Ausgangstext:
Ein Office-Power-User:
„Das ist das erste MS-Office seit 97, das ich mir auch privat zulegen werde.“

Ein Streiflicht:
„Als Fan der Sehbehinderten-Auflösung 800 × 600 bin ich überrascht, wie sinnvoll sich die Software auch darunter benutzen lässt – besser als der Vorgänger.“

Der eigentliche Artikel hält sich da kaum zurück. Sein Fazit lautet:

Version 2007 ist unserer Meinung nach die insgesamt größte und gelungenste Innovation in der Geschichte von Microsoft Office. Sie setzt in Sachen Optik, Bedienbarkeit und Funktionalität neue Maßstäbe und lässt andere Office-Pakete – das muss man leider so sagen – mit einem Schlag ziemlich alt aussehen.

Jetzt lese ich bei Golem, dass Computer-Bild sich geweigert hat, die Office-Beta seinem aktuellen Heft beizulegen, weil Microsoft dieses Privileg von einem Vertrag abhängig gemacht hat, der die journalistische Freiheit weitgehend eingeschränkt hätte. Das gibt der Euphorie des c’t-Berichts einen schalen Beigeschmack.

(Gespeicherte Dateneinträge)

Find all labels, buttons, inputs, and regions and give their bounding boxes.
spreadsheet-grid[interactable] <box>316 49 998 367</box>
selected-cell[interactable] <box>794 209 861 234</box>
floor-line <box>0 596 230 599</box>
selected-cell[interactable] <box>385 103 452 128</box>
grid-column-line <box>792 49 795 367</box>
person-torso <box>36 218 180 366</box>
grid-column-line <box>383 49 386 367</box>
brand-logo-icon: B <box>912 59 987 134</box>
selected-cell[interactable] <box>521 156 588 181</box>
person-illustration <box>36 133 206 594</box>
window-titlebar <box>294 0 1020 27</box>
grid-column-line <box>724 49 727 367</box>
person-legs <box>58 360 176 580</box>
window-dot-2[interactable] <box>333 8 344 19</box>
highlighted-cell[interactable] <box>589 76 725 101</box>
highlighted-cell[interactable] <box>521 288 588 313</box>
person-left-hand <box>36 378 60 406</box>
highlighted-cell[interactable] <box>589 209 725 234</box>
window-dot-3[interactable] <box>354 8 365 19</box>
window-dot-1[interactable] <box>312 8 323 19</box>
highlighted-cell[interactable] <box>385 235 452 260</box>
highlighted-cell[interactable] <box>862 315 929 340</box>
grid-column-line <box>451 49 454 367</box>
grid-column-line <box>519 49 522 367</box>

Aufgabe 1: Aus welchem Grund hat Computer-Bild laut dem Text über Microsoft Office 2007 die Office-Beta nicht beigelegt?
Aufgabe 2:
Prüfe, ob die folgenden Aussagen mit dem Text über Microsoft Office 2007 übereinstimmen. Antworte jeweils mit Ja oder Nein und zitiere die entscheidenden Worte.
(a) Der Office-Power-User will sich diese Office-Version auch privat anschaffen.
(b) Nach dem Fazit des Artikels setzt Version 2007 nur bei der Optik neue Maßstäbe.
(c) Computer-Bild hat die Office-Beta seinem aktuellen Heft beigelegt.
Die Datensätze werden hier nicht gebraucht.

Antwort 1: Microsoft hat dieses Privileg von einem Vertrag abhängig gemacht, der die journalistische Freiheit weitgehend eingeschränkt hätte.

Antwort 2:
(a) Ja: „Das ist das erste MS-Office seit 97, das ich mir auch privat zulegen werde.“
(b) Nein: „Sie setzt in Sachen Optik, Bedienbarkeit und Funktionalität neue Maßstäbe“
(c) Nein: „dass Computer-Bild sich geweigert hat, die Office-Beta seinem aktuellen Heft beizulegen“